— START DATA PROVIDED —
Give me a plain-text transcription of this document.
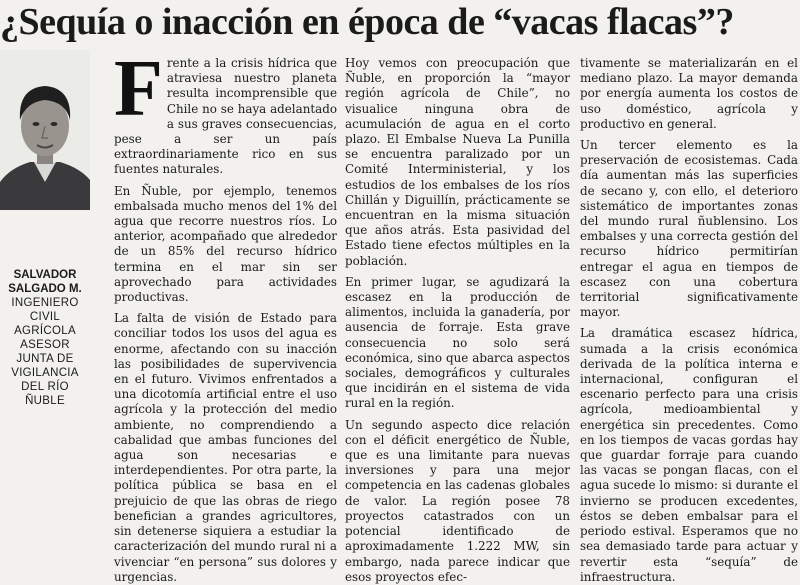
¿Sequía o inacción en época de “vacas flacas”?
SALVADOR
SALGADO M.
INGENIERO
CIVIL
AGRÍCOLA
ASESOR
JUNTA DE
VIGILANCIA
DEL RÍO
ÑUBLE

Frente a la crisis hídrica que atraviesa nuestro planeta resulta incomprensible que Chile no se haya adelantado a sus graves consecuencias, pese a ser un país extraordinariamente rico en sus fuentes naturales.

En Ñuble, por ejemplo, tenemos embalsada mucho menos del 1% del agua que recorre nuestros ríos. Lo anterior, acompañado que alrededor de un 85% del recurso hídrico termina en el mar sin ser aprovechado para actividades productivas.

La falta de visión de Estado para conciliar todos los usos del agua es enorme, afectando con su inacción las posibilidades de supervivencia en el futuro. Vivimos enfrentados a una dicotomía artificial entre el uso agrícola y la protección del medio ambiente, no comprendiendo a cabalidad que ambas funciones del agua son necesarias e interdependientes. Por otra parte, la política pública se basa en el prejuicio de que las obras de riego benefician a grandes agricultores, sin detenerse siquiera a estudiar la caracterización del mundo rural ni a vivenciar “en persona” sus dolores y urgencias.

Hoy vemos con preocupación que Ñuble, en proporción la “mayor región agrícola de Chile”, no visualice ninguna obra de acumulación de agua en el corto plazo. El Embalse Nueva La Punilla se encuentra paralizado por un Comité Interministerial, y los estudios de los embalses de los ríos Chillán y Diguillín, prácticamente se encuentran en la misma situación que años atrás. Esta pasividad del Estado tiene efectos múltiples en la población.

En primer lugar, se agudizará la escasez en la producción de alimentos, incluida la ganadería, por ausencia de forraje. Esta grave consecuencia no solo será económica, sino que abarca aspectos sociales, demográficos y culturales que incidirán en el sistema de vida rural en la región.

Un segundo aspecto dice relación con el déficit energético de Ñuble, que es una limitante para nuevas inversiones y para una mejor competencia en las cadenas globales de valor. La región posee 78 proyectos catastrados con un potencial identificado de aproximadamente 1.222 MW, sin embargo, nada parece indicar que esos proyectos efec-

tivamente se materializarán en el mediano plazo. La mayor demanda por energía aumenta los costos de uso doméstico, agrícola y productivo en general.

Un tercer elemento es la preservación de ecosistemas. Cada día aumentan más las superficies de secano y, con ello, el deterioro sistemático de importantes zonas del mundo rural ñublensino. Los embalses y una correcta gestión del recurso hídrico permitirían entregar el agua en tiempos de escasez con una cobertura territorial significativamente mayor.

La dramática escasez hídrica, sumada a la crisis económica derivada de la política interna e internacional, configuran el escenario perfecto para una crisis agrícola, medioambiental y energética sin precedentes. Como en los tiempos de vacas gordas hay que guardar forraje para cuando las vacas se pongan flacas, con el agua sucede lo mismo: si durante el invierno se producen excedentes, éstos se deben embalsar para el periodo estival. Esperamos que no sea demasiado tarde para actuar y revertir esta “sequía” de infraestructura.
— END DATA PROVIDED —
- _GIVEN PROBLEM_:
Look over the records above and copy each line that includes the string "embalses".

- _EXERCISE OUTPUT_:
Hoy vemos con preocupación que Ñuble, en proporción la “mayor región agrícola de Chile”, no visualice ninguna obra de acumulación de agua en el corto plazo. El Embalse Nueva La Punilla se encuentra paralizado por un Comité Interministerial, y los estudios de los embalses de los ríos Chillán y Diguillín, prácticamente se encuentran en la misma situación que años atrás. Esta pasividad del Estado tiene efectos múltiples en la población.
Un tercer elemento es la preservación de ecosistemas. Cada día aumentan más las superficies de secano y, con ello, el deterioro sistemático de importantes zonas del mundo rural ñublensino. Los embalses y una correcta gestión del recurso hídrico permitirían entregar el agua en tiempos de escasez con una cobertura territorial significativamente mayor.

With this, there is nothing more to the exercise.